- Problem to work on: Look for the string "dashed" and copy every line that has it.

+++ The data

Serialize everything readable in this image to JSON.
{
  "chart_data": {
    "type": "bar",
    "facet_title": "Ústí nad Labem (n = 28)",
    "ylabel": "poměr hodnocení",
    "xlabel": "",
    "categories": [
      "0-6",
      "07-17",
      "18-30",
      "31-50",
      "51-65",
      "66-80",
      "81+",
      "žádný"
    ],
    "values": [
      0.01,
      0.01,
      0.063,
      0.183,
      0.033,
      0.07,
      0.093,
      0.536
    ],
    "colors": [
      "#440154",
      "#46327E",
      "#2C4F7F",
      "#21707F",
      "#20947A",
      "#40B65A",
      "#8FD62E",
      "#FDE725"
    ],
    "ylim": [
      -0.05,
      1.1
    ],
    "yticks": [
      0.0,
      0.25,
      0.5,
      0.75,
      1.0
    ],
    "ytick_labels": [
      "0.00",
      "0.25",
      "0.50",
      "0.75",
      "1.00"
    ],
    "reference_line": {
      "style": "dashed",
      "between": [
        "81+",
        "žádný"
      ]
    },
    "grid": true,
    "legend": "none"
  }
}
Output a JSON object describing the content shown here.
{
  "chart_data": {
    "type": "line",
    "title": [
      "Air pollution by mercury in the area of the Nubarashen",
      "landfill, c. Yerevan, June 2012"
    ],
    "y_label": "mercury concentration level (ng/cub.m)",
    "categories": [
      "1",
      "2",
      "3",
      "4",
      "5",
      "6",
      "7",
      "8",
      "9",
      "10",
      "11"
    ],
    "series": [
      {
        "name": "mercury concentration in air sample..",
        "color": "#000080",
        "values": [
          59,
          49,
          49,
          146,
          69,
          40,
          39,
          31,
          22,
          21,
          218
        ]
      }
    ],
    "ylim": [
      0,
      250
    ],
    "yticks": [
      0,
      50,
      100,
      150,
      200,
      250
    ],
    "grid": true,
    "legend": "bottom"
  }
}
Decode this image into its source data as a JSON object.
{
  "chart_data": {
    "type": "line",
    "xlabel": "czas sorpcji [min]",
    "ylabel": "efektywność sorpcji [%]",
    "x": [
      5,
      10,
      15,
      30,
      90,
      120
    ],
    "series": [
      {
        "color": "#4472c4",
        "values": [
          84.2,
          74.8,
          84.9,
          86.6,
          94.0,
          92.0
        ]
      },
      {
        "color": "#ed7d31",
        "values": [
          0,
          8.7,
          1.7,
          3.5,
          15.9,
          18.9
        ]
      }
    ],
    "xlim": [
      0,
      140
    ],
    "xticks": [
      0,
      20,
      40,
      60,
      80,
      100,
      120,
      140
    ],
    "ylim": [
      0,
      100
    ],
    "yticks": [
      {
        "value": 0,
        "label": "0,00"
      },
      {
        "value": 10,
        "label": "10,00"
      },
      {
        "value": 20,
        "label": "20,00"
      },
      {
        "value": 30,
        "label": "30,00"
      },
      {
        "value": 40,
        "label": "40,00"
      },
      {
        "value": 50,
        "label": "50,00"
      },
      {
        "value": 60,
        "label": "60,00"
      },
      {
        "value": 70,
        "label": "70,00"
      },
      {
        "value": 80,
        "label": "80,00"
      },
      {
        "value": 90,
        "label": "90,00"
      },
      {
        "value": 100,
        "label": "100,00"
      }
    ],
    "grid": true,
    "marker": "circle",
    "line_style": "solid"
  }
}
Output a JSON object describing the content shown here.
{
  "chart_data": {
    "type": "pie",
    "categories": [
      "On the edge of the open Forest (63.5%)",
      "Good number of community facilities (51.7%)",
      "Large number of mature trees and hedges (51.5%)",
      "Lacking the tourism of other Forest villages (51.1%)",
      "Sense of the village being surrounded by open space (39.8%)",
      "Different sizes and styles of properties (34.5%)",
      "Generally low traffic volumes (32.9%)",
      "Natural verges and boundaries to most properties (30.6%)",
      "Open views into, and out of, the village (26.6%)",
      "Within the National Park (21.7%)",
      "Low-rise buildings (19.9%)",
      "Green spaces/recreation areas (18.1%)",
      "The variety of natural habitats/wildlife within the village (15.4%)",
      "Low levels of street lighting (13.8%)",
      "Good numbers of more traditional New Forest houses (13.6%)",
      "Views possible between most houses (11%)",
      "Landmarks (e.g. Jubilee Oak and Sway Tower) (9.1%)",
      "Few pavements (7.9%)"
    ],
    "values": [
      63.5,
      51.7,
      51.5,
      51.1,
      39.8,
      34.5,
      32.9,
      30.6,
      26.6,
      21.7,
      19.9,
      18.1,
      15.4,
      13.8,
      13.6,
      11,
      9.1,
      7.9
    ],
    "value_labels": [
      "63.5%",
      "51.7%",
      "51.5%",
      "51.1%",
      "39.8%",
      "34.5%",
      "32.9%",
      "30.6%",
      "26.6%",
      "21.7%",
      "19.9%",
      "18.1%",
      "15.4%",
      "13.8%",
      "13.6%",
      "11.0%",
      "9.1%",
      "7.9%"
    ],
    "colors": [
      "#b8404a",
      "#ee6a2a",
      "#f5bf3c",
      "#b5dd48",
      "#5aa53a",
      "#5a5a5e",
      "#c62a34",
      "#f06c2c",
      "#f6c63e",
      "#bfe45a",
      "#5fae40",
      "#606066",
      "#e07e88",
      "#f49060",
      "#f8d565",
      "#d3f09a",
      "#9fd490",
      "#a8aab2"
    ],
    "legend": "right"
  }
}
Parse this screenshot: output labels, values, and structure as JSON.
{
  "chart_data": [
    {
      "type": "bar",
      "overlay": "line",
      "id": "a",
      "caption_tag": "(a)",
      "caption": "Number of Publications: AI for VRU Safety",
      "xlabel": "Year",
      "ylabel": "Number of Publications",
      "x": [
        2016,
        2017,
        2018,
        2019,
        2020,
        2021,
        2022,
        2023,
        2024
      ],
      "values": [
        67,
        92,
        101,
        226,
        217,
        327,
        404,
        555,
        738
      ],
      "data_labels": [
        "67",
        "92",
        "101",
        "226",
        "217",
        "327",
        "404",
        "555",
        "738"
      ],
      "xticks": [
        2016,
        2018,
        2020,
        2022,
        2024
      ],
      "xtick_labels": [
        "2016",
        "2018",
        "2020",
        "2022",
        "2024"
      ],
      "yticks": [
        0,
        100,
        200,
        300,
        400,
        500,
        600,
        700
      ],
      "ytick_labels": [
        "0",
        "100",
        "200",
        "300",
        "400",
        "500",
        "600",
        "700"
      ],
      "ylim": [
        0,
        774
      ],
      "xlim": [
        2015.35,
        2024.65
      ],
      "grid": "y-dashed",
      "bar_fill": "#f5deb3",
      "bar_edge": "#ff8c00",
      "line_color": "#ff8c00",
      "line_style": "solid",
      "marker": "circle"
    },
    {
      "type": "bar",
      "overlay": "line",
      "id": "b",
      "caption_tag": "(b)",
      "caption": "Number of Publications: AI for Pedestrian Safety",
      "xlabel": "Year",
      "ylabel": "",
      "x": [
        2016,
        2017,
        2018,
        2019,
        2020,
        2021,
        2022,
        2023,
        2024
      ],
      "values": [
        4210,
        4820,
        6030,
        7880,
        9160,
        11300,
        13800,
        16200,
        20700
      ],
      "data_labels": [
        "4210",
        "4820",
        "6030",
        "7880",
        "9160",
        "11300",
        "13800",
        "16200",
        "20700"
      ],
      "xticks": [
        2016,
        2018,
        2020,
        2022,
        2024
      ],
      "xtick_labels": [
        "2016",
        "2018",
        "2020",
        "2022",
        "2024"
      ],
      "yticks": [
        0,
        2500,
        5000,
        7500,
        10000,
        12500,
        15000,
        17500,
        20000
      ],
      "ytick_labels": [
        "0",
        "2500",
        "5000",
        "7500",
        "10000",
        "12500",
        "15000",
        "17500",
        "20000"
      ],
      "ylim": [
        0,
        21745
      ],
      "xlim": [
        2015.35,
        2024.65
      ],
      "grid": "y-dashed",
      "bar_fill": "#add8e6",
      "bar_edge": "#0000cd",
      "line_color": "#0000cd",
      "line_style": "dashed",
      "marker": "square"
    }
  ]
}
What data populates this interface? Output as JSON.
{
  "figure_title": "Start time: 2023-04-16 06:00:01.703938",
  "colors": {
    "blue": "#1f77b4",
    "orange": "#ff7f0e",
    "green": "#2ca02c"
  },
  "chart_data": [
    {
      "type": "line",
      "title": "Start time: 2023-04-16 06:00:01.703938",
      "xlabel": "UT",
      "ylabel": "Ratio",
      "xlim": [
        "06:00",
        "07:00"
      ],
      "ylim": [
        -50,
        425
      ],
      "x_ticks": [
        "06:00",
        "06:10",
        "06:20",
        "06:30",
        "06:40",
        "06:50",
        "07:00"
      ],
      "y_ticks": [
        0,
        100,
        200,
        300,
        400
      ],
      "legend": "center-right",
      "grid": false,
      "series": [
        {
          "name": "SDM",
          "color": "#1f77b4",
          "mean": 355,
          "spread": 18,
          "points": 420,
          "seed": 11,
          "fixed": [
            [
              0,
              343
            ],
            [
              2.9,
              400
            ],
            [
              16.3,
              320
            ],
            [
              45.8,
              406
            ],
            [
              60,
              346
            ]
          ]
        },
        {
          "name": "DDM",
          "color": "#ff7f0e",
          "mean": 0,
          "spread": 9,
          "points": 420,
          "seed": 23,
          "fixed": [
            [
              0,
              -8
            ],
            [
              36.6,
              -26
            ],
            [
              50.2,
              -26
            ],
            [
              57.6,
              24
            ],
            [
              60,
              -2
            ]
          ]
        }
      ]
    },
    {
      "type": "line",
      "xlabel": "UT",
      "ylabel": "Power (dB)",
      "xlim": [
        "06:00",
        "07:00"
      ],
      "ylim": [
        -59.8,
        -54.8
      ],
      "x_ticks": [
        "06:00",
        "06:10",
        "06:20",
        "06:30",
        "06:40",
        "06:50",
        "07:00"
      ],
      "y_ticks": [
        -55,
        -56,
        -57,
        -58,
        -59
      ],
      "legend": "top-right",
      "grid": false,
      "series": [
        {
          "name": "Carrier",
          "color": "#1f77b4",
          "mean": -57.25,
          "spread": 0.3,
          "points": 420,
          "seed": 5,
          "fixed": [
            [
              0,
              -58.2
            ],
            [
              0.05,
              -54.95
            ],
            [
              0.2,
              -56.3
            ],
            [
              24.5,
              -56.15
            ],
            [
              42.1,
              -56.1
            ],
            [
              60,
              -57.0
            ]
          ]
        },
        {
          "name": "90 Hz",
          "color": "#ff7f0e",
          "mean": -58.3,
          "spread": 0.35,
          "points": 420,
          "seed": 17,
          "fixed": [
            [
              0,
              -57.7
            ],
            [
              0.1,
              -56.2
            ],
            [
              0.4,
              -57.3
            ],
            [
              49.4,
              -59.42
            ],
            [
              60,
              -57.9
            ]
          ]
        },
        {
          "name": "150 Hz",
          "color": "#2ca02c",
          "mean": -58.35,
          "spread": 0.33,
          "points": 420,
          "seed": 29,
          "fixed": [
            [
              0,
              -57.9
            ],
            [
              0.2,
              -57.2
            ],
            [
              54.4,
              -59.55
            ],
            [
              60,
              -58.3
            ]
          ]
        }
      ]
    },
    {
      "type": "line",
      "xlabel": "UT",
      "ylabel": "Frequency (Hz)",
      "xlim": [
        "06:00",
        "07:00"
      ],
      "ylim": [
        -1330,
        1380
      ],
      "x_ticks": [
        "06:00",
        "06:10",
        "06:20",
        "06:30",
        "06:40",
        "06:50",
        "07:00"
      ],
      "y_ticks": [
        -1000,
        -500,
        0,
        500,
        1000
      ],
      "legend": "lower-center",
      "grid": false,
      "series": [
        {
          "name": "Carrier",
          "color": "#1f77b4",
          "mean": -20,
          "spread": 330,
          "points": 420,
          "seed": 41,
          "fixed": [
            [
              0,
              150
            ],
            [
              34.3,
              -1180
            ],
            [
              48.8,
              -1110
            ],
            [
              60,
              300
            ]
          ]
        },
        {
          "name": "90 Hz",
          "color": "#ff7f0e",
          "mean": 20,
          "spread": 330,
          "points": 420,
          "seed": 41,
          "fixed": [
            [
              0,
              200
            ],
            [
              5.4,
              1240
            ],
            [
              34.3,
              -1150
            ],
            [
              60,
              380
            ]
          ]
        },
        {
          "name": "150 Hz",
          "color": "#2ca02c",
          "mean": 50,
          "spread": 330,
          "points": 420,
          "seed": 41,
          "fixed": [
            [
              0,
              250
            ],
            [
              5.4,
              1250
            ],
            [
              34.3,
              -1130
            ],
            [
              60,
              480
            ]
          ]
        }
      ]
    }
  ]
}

++++++

- The completed task:
      "style": "dashed",
      "grid": "y-dashed",
      "grid": "y-dashed",
      "line_style": "dashed",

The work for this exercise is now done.